[[ Text excerpt, beginning ]]

(director: Jodie Foster; main roles: George Clooney, Julia Roberts, Jack O’Connell)
Quote of the film:
“We take care of eachother, it’s embedded in our DNA.”
Network (Sidney Lumet, 1976), Good Night And Good Luck (George Clooney, 2006)
If you dig the bigger picture, and want to truly understand what really happened to our world since the 2008 financial collapse, this is the one Hollywood flick you should try to see. Even if you don’t find terms like quants (quantative analytics), algorhythms and high frequency trading very funky, you ought to give this one a try. It’s been a while since I saw a social satire with as much intensity and wit as Money Monster.
Lee Gates (George Clooney) is a host of Money Monster, a daily tv-show for Dow Jones watchers and get-rich-soon-cravers. Clooney is at his best as a cynical, powerhungry media tycon in his own right. Suddenly, during a live broadcast, Kyle Budwell (Jack O’Connell) pops up with a gun, holding Gates hostage and demanding to keep the cameras running. Budwell has lost a lot of money when he followed up on an advice by Gates on his programme. Patty Fenn (Gates’ producer, Julia Roberts in a tailormade performance), Lee and Kyle start a complex conversation, with on the outside police forces approaching rapidly.
The excellent script makes a complex international story (the financial collapse of 2008) comprehensible via vintage Hollywood strategies: celebs, a great, intelligent story, emotional tension and relief. After Clooney’s own brilliant black and white social satire Good Night And Good Luck, concerning the origins of mass media manipulation, Hollywood’s most engaged star actor takes another level for his statements. Some of these statements really stick after leaving the cinema. Did we the people really believe the explanation that it was a glitze in computer software used by trading companies which are to be held responsible for the tremendous losses? Which HFT companies have been taken to court? And why do we blame ‘bankers’ as an abstraction, a depersonalized version of Evil, while at the same time keep on trying our luck at stock exchanges? In one brilliant shot, the camera is on all of us.
One of the more off beat questions I’m asking myself after seeing this movie is: how the hell can it be that now in the Netherlands we are engaged in petty discussions how, where and how much pocket change money we ought to spend on culture (in the last weeks, the major cities excluding Amsterdam have published their advices for government arts budgets, 2017-2020), whereas the big boys and girls on Wall Street keep on spending millions, killing foreign companies and even nations (I cry for you Greece) just to keep shareholder value maximization up and running?

[[ Text excerpt, end ]]

Reproduce the Money Monster review word for word from "Network (Sidney Lumet, 1976), Good" up to and including "as Money Monster.".

[[ Records, beginning ]]

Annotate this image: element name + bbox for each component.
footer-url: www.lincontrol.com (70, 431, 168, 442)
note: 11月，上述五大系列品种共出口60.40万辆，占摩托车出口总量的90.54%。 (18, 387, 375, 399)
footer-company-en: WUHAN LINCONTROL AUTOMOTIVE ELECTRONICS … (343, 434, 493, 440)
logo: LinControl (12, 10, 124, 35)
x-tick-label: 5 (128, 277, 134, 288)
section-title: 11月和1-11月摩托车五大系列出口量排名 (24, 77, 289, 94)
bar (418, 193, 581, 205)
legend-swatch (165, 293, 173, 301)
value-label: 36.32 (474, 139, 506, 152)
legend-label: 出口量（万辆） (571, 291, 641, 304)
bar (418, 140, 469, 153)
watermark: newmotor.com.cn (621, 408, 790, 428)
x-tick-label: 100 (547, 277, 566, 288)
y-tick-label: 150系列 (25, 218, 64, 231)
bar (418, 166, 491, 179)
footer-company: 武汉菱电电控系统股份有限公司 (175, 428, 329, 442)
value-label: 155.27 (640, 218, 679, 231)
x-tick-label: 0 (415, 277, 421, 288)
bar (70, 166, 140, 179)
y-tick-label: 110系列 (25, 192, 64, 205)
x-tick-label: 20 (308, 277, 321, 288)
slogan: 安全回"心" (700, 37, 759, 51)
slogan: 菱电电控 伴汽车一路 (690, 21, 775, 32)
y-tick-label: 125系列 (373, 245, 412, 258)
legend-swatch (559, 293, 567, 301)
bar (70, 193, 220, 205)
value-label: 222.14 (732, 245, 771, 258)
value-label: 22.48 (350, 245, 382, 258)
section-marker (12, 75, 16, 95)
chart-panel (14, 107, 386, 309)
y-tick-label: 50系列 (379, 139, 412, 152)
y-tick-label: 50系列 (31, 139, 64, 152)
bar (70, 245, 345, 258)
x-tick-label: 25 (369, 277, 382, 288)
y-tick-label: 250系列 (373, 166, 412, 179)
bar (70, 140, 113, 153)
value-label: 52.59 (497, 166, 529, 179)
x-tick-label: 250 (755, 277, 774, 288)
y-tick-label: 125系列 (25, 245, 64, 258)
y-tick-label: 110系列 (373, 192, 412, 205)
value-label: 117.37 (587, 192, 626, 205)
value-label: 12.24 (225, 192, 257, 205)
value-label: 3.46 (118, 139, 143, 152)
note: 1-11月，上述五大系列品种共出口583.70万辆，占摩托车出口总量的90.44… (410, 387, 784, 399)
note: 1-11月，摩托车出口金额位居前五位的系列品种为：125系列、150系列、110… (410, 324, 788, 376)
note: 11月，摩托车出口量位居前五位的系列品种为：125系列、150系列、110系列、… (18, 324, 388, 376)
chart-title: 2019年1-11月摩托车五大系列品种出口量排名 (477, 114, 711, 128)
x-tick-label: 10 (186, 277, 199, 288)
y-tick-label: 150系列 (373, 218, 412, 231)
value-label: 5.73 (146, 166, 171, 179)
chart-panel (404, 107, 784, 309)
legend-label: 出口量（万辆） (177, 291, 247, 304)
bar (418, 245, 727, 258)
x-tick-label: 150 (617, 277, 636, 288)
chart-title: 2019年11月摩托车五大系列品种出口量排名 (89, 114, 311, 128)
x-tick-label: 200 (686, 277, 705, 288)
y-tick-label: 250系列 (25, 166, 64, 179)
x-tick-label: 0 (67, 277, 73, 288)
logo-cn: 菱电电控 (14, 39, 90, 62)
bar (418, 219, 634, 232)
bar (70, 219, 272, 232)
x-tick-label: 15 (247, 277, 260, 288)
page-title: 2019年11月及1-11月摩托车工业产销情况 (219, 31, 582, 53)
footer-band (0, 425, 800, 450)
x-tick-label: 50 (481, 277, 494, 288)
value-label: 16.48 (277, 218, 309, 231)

[[ Records, end ]]

## Expected answer
Network (Sidney Lumet, 1976), Good Night And Good Luck (George Clooney, 2006)
If you dig the bigger picture, and want to truly understand what really happened to our world since the 2008 financial collapse, this is the one Hollywood flick you should try to see. Even if you don’t find terms like quants (quantative analytics), algorhythms and high frequency trading very funky, you ought to give this one a try. It’s been a while since I saw a social satire with as much intensity and wit as Money Monster.